Request: From the entries below, count every line that contains the word "world". Please give the number and nothing else.

****

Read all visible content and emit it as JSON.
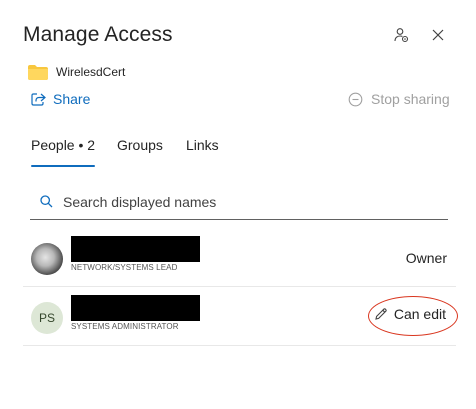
{
  "dialog": {
    "title": "Manage Access"
  },
  "item": {
    "name": "WirelesdCert",
    "icon": "folder-icon",
    "folder_color": "#f8c73e"
  },
  "actions": {
    "share_label": "Share",
    "stop_sharing_label": "Stop sharing"
  },
  "tabs": [
    {
      "label": "People • 2",
      "active": true
    },
    {
      "label": "Groups",
      "active": false
    },
    {
      "label": "Links",
      "active": false
    }
  ],
  "search": {
    "placeholder": "Search displayed names",
    "value": ""
  },
  "people": [
    {
      "avatar": "photo",
      "role": "NETWORK/SYSTEMS LEAD",
      "permission": "Owner"
    },
    {
      "avatar": "initials",
      "initials": "PS",
      "role": "SYSTEMS ADMINISTRATOR",
      "permission": "Can edit"
    }
  ],
  "colors": {
    "accent": "#0f6cbd",
    "disabled": "#a0a0a0",
    "annotation": "#d9361f"
  }
}
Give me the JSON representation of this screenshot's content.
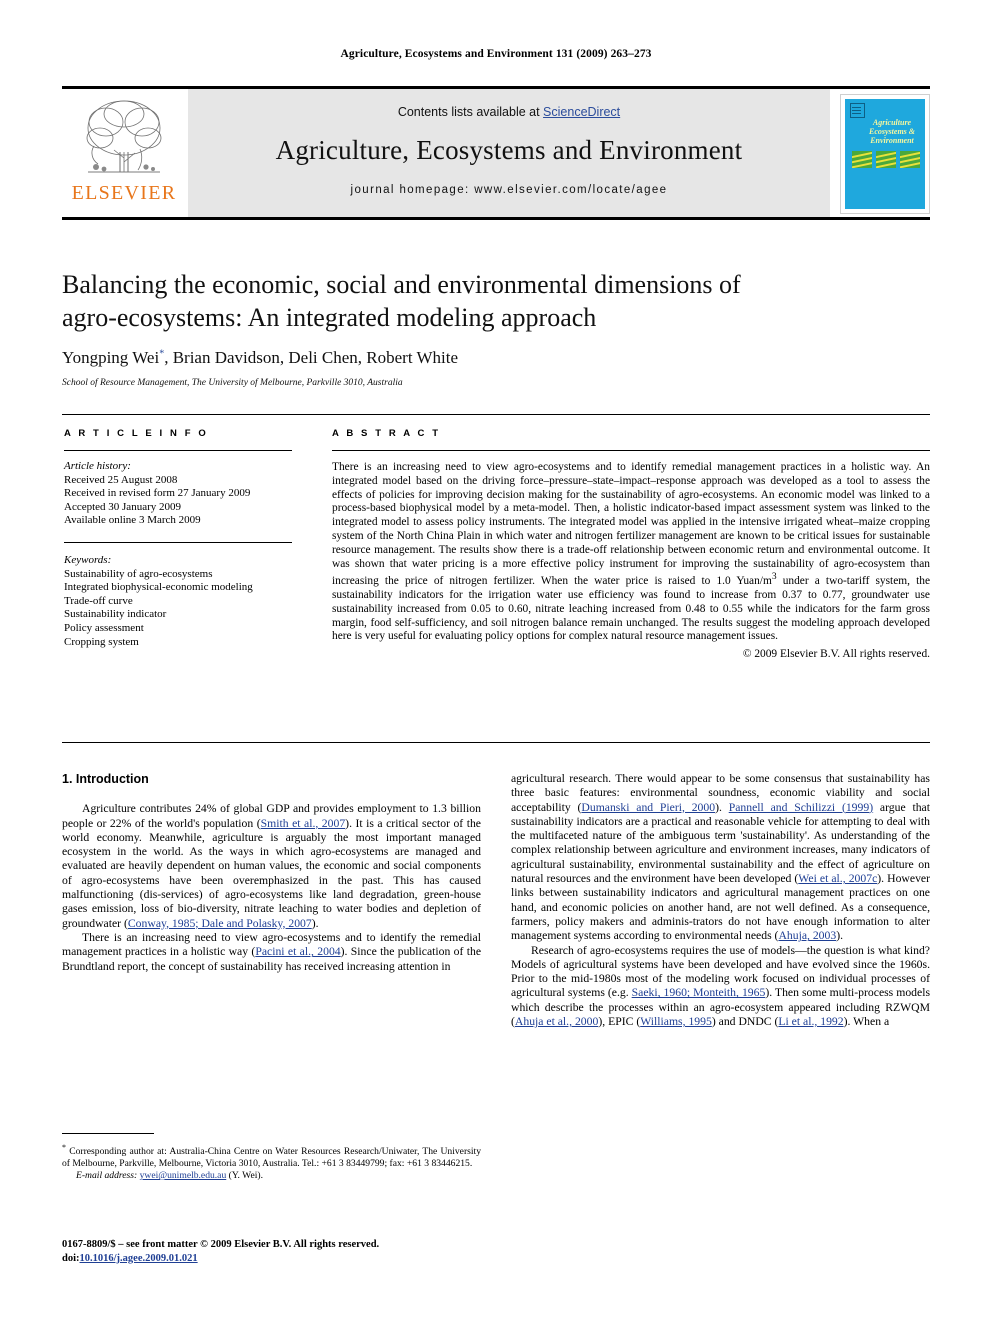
{
  "running_head": "Agriculture, Ecosystems and Environment 131 (2009) 263–273",
  "masthead": {
    "contents_prefix": "Contents lists available at ",
    "sciencedirect": "ScienceDirect",
    "journal_name": "Agriculture, Ecosystems and Environment",
    "homepage": "journal homepage: www.elsevier.com/locate/agee",
    "publisher_wordmark": "ELSEVIER",
    "cover_title": "Agriculture Ecosystems & Environment",
    "accent_orange": "#E8761B",
    "cover_blue": "#1fa8dd",
    "link_blue": "#2b4c9b"
  },
  "article": {
    "title": "Balancing the economic, social and environmental dimensions of agro-ecosystems: An integrated modeling approach",
    "authors": "Yongping Wei",
    "corresponding_marker": "*",
    "authors_rest": ", Brian Davidson, Deli Chen, Robert White",
    "affiliation": "School of Resource Management, The University of Melbourne, Parkville 3010, Australia"
  },
  "article_info": {
    "heading": "A R T I C L E   I N F O",
    "history_label": "Article history:",
    "history": [
      "Received 25 August 2008",
      "Received in revised form 27 January 2009",
      "Accepted 30 January 2009",
      "Available online 3 March 2009"
    ],
    "keywords_label": "Keywords:",
    "keywords": [
      "Sustainability of agro-ecosystems",
      "Integrated biophysical-economic modeling",
      "Trade-off curve",
      "Sustainability indicator",
      "Policy assessment",
      "Cropping system"
    ]
  },
  "abstract": {
    "heading": "A B S T R A C T",
    "text_part1": "There is an increasing need to view agro-ecosystems and to identify remedial management practices in a holistic way. An integrated model based on the driving force–pressure–state–impact–response approach was developed as a tool to assess the effects of policies for improving decision making for the sustainability of agro-ecosystems. An economic model was linked to a process-based biophysical model by a meta-model. Then, a holistic indicator-based impact assessment system was linked to the integrated model to assess policy instruments. The integrated model was applied in the intensive irrigated wheat–maize cropping system of the North China Plain in which water and nitrogen fertilizer management are known to be critical issues for sustainable resource management. The results show there is a trade-off relationship between economic return and environmental outcome. It was shown that water pricing is a more effective policy instrument for improving the sustainability of agro-ecosystem than increasing the price of nitrogen fertilizer. When the water price is raised to 1.0 Yuan/m",
    "superscript": "3",
    "text_part2": " under a two-tariff system, the sustainability indicators for the irrigation water use efficiency was found to increase from 0.37 to 0.77, groundwater use sustainability increased from 0.05 to 0.60, nitrate leaching increased from 0.48 to 0.55 while the indicators for the farm gross margin, food self-sufficiency, and soil nitrogen balance remain unchanged. The results suggest the modeling approach developed here is very useful for evaluating policy options for complex natural resource management issues.",
    "copyright": "© 2009 Elsevier B.V. All rights reserved."
  },
  "body": {
    "section_heading": "1. Introduction",
    "left": {
      "p1_a": "Agriculture contributes 24% of global GDP and provides employment to 1.3 billion people or 22% of the world's population (",
      "p1_cite1": "Smith et al., 2007",
      "p1_b": "). It is a critical sector of the world economy. Meanwhile, agriculture is arguably the most important managed ecosystem in the world. As the ways in which agro-ecosystems are managed and evaluated are heavily dependent on human values, the economic and social components of agro-ecosystems have been overemphasized in the past. This has caused malfunctioning (dis-services) of agro-ecosystems like land degradation, green-house gases emission, loss of bio-diversity, nitrate leaching to water bodies and depletion of groundwater (",
      "p1_cite2": "Conway, 1985; Dale and Polasky, 2007",
      "p1_c": ").",
      "p2_a": "There is an increasing need to view agro-ecosystems and to identify the remedial management practices in a holistic way (",
      "p2_cite1": "Pacini et al., 2004",
      "p2_b": "). Since the publication of the Brundtland report, the concept of sustainability has received increasing attention in"
    },
    "right": {
      "p1_a": "agricultural research. There would appear to be some consensus that sustainability has three basic features: environmental soundness, economic viability and social acceptability (",
      "p1_cite1": "Dumanski and Pieri, 2000",
      "p1_b": "). ",
      "p1_cite2": "Pannell and Schilizzi (1999)",
      "p1_c": " argue that sustainability indicators are a practical and reasonable vehicle for attempting to deal with the multifaceted nature of the ambiguous term 'sustainability'. As understanding of the complex relationship between agriculture and environment increases, many indicators of agricultural sustainability, environmental sustainability and the effect of agriculture on natural resources and the environment have been developed (",
      "p1_cite3": "Wei et al., 2007c",
      "p1_d": "). However links between sustainability indicators and agricultural management practices on one hand, and economic policies on another hand, are not well defined. As a consequence, farmers, policy makers and adminis-trators do not have enough information to alter management systems according to environmental needs (",
      "p1_cite4": "Ahuja, 2003",
      "p1_e": ").",
      "p2_a": "Research of agro-ecosystems requires the use of models—the question is what kind? Models of agricultural systems have been developed and have evolved since the 1960s. Prior to the mid-1980s most of the modeling work focused on individual processes of agricultural systems (e.g. ",
      "p2_cite1": "Saeki, 1960; Monteith, 1965",
      "p2_b": "). Then some multi-process models which describe the processes within an agro-ecosystem appeared including RZWQM (",
      "p2_cite2": "Ahuja et al., 2000",
      "p2_c": "), EPIC (",
      "p2_cite3": "Williams, 1995",
      "p2_d": ") and DNDC (",
      "p2_cite4": "Li et al., 1992",
      "p2_e": "). When a"
    }
  },
  "footnotes": {
    "corresponding": "Corresponding author at: Australia-China Centre on Water Resources Research/Uniwater, The University of Melbourne, Parkville, Melbourne, Victoria 3010, Australia. Tel.: +61 3 83449799; fax: +61 3 83446215.",
    "email_label": "E-mail address:",
    "email": "ywei@unimelb.edu.au",
    "email_suffix": "(Y. Wei)."
  },
  "imprint": {
    "issn_line": "0167-8809/$ – see front matter © 2009 Elsevier B.V. All rights reserved.",
    "doi_label": "doi:",
    "doi": "10.1016/j.agee.2009.01.021"
  }
}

****

Exercise response: 2